Request -
Reproduce the whole listing, character for character.

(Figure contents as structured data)
§

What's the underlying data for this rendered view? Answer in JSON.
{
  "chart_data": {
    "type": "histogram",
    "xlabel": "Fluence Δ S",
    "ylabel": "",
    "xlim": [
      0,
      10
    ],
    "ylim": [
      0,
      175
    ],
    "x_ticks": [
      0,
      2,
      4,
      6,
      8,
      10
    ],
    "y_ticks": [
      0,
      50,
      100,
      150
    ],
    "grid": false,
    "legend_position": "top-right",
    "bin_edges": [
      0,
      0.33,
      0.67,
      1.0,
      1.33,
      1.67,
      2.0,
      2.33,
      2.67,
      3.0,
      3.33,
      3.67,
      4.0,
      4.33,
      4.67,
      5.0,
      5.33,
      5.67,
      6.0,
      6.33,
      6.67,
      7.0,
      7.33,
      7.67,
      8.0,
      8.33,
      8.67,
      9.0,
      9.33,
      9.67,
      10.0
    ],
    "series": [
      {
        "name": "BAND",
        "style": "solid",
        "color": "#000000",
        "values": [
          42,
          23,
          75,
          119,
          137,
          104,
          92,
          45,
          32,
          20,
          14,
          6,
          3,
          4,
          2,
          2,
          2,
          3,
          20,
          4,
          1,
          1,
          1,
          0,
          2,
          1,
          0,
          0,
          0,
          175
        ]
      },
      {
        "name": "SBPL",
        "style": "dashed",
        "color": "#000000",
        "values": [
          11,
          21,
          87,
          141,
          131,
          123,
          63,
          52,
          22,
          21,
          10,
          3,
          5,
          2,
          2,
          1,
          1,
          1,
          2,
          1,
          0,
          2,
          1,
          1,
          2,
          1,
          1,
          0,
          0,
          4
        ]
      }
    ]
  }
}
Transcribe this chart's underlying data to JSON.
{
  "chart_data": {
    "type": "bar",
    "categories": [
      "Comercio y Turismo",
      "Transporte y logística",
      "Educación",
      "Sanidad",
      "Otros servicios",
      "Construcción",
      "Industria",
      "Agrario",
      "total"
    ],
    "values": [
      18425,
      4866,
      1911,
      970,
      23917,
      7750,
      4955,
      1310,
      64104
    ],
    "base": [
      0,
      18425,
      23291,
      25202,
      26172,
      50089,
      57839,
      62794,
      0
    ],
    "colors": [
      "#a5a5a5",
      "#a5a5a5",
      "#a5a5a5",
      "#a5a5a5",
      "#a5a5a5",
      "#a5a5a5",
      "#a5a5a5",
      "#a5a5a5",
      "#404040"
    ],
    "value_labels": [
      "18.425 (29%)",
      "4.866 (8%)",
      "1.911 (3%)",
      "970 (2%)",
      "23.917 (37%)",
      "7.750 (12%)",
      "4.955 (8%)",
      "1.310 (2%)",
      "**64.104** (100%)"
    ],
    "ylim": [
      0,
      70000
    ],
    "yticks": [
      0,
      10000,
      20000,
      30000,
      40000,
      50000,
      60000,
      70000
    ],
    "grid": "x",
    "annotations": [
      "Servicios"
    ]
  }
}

§

Exercise output -
What's the underlying data for this rendered view? Answer in JSON.
{
  "chart_data": {
    "type": "histogram",
    "xlabel": "Fluence Δ S",
    "ylabel": "",
    "xlim": [
      0,
      10
    ],
    "ylim": [
      0,
      175
    ],
    "x_ticks": [
      0,
      2,
      4,
      6,
      8,
      10
    ],
    "y_ticks": [
      0,
      50,
      100,
      150
    ],
    "grid": false,
    "legend_position": "top-right",
    "bin_edges": [
      0,
      0.33,
      0.67,
      1.0,
      1.33,
      1.67,
      2.0,
      2.33,
      2.67,
      3.0,
      3.33,
      3.67,
      4.0,
      4.33,
      4.67,
      5.0,
      5.33,
      5.67,
      6.0,
      6.33,
      6.67,
      7.0,
      7.33,
      7.67,
      8.0,
      8.33,
      8.67,
      9.0,
      9.33,
      9.67,
      10.0
    ],
    "series": [
      {
        "name": "BAND",
        "style": "solid",
        "color": "#000000",
        "values": [
          42,
          23,
          75,
          119,
          137,
          104,
          92,
          45,
          32,
          20,
          14,
          6,
          3,
          4,
          2,
          2,
          2,
          3,
          20,
          4,
          1,
          1,
          1,
          0,
          2,
          1,
          0,
          0,
          0,
          175
        ]
      },
      {
        "name": "SBPL",
        "style": "dashed",
        "color": "#000000",
        "values": [
          11,
          21,
          87,
          141,
          131,
          123,
          63,
          52,
          22,
          21,
          10,
          3,
          5,
          2,
          2,
          1,
          1,
          1,
          2,
          1,
          0,
          2,
          1,
          1,
          2,
          1,
          1,
          0,
          0,
          4
        ]
      }
    ]
  }
}
Transcribe this chart's underlying data to JSON.
{
  "chart_data": {
    "type": "bar",
    "categories": [
      "Comercio y Turismo",
      "Transporte y logística",
      "Educación",
      "Sanidad",
      "Otros servicios",
      "Construcción",
      "Industria",
      "Agrario",
      "total"
    ],
    "values": [
      18425,
      4866,
      1911,
      970,
      23917,
      7750,
      4955,
      1310,
      64104
    ],
    "base": [
      0,
      18425,
      23291,
      25202,
      26172,
      50089,
      57839,
      62794,
      0
    ],
    "colors": [
      "#a5a5a5",
      "#a5a5a5",
      "#a5a5a5",
      "#a5a5a5",
      "#a5a5a5",
      "#a5a5a5",
      "#a5a5a5",
      "#a5a5a5",
      "#404040"
    ],
    "value_labels": [
      "18.425 (29%)",
      "4.866 (8%)",
      "1.911 (3%)",
      "970 (2%)",
      "23.917 (37%)",
      "7.750 (12%)",
      "4.955 (8%)",
      "1.310 (2%)",
      "**64.104** (100%)"
    ],
    "ylim": [
      0,
      70000
    ],
    "yticks": [
      0,
      10000,
      20000,
      30000,
      40000,
      50000,
      60000,
      70000
    ],
    "grid": "x",
    "annotations": [
      "Servicios"
    ]
  }
}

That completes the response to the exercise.